**Written request**
Filter the entries and keep only the lines where the string "этой" appears.

Saved data entries:
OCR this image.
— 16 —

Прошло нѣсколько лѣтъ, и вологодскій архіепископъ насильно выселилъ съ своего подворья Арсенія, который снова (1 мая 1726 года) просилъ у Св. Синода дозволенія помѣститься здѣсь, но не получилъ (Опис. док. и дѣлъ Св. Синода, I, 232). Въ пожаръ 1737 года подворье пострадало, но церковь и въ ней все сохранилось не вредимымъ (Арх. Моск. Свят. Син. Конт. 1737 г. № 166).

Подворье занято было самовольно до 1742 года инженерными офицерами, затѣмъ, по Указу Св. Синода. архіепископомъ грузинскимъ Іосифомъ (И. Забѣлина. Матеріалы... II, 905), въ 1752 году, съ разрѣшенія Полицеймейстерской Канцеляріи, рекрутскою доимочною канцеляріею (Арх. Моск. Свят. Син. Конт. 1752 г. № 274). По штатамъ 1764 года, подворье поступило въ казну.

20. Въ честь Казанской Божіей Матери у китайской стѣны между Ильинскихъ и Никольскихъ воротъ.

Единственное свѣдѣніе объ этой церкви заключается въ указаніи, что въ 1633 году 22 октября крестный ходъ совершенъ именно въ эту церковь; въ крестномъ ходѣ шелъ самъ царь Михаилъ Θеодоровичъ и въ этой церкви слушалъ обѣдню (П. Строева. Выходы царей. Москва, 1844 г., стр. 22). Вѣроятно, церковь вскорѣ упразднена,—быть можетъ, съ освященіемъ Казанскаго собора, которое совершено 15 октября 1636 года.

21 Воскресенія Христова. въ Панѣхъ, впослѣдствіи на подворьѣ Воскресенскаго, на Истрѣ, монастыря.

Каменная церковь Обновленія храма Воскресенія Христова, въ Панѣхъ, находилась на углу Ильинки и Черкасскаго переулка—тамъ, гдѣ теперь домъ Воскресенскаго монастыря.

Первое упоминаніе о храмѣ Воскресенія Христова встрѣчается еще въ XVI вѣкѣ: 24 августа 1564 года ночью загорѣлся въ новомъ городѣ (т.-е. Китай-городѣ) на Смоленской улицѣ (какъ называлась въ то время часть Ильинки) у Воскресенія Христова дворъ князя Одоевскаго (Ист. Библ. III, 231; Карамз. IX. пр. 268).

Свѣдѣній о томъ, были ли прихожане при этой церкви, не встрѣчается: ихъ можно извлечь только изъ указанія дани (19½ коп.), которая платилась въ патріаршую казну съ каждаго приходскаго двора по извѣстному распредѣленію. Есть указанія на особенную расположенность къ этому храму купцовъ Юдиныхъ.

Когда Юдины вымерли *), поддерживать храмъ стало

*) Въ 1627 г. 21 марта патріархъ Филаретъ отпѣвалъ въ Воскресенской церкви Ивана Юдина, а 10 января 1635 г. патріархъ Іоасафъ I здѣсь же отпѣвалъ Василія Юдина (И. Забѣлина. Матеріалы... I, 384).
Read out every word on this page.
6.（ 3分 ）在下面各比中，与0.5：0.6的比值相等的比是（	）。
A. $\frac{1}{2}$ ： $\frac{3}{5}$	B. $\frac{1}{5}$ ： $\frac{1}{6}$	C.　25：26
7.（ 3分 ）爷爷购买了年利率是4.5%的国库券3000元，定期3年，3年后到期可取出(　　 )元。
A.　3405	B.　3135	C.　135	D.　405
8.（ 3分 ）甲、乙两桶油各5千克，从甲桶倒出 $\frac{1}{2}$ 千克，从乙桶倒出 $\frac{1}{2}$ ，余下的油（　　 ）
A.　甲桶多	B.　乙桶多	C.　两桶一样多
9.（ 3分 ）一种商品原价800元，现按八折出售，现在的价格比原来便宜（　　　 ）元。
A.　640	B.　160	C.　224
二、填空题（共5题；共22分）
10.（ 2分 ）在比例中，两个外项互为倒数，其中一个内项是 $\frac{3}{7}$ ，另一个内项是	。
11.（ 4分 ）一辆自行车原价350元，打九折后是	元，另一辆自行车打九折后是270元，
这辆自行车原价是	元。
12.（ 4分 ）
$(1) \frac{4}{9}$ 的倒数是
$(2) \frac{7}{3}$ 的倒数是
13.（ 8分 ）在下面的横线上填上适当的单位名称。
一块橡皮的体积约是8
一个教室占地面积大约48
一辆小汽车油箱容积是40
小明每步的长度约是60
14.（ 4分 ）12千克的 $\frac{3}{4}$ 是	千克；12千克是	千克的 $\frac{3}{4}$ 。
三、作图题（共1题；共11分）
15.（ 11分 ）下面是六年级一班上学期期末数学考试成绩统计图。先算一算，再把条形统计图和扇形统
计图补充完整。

**Solution for this task**
Единственное свѣдѣніе объ этой церкви заключается въ указаніи, что въ 1633 году 22 октября крестный ходъ совершенъ именно въ эту церковь; въ крестномъ ходѣ шелъ самъ царь Михаилъ Θеодоровичъ и въ этой церкви слушалъ обѣдню (П. Строева. Выходы царей. Москва, 1844 г., стр. 22). Вѣроятно, церковь вскорѣ упразднена,—быть можетъ, съ освященіемъ Казанскаго собора, которое совершено 15 октября 1636 года.
Свѣдѣній о томъ, были ли прихожане при этой церкви, не встрѣчается: ихъ можно извлечь только изъ указанія дани (19½ коп.), которая платилась въ патріаршую казну съ каждаго приходскаго двора по извѣстному распредѣленію. Есть указанія на особенную расположенность къ этому храму купцовъ Юдиныхъ.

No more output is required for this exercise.